TASK DESCRIPTION.
Where the data below has the string "ISDN", return the whole line.

DATA SUPPLIED.
----

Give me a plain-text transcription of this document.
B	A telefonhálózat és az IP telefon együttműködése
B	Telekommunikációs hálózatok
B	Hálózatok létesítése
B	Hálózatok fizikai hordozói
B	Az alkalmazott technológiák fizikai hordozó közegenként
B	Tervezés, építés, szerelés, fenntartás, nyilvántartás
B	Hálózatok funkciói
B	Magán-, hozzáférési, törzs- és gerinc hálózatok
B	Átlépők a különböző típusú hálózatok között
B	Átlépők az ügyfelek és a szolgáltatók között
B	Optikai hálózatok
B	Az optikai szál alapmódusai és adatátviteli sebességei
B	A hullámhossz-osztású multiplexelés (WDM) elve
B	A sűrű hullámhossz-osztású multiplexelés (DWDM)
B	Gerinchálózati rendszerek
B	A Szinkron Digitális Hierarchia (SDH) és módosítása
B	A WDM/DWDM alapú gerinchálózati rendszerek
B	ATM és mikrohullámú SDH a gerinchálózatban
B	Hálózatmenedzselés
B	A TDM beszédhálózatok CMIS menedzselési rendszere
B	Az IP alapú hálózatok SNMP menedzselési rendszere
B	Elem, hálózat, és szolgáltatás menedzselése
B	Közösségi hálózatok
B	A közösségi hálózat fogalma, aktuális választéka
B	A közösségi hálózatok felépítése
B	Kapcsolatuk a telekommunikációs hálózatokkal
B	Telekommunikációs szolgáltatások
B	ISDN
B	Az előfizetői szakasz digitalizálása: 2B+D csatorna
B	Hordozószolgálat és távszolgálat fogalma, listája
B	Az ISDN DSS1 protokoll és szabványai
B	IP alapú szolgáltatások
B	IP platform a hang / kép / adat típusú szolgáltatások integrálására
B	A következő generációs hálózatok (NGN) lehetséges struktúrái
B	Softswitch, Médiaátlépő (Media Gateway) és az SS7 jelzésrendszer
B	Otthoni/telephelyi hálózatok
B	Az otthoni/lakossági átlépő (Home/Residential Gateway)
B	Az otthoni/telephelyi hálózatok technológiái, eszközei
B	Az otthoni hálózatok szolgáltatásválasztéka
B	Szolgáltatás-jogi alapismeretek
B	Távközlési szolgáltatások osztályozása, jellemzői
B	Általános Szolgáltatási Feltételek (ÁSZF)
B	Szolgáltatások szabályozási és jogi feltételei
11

----

ANSWER.
B	ISDN
B	Az ISDN DSS1 protokoll és szabványai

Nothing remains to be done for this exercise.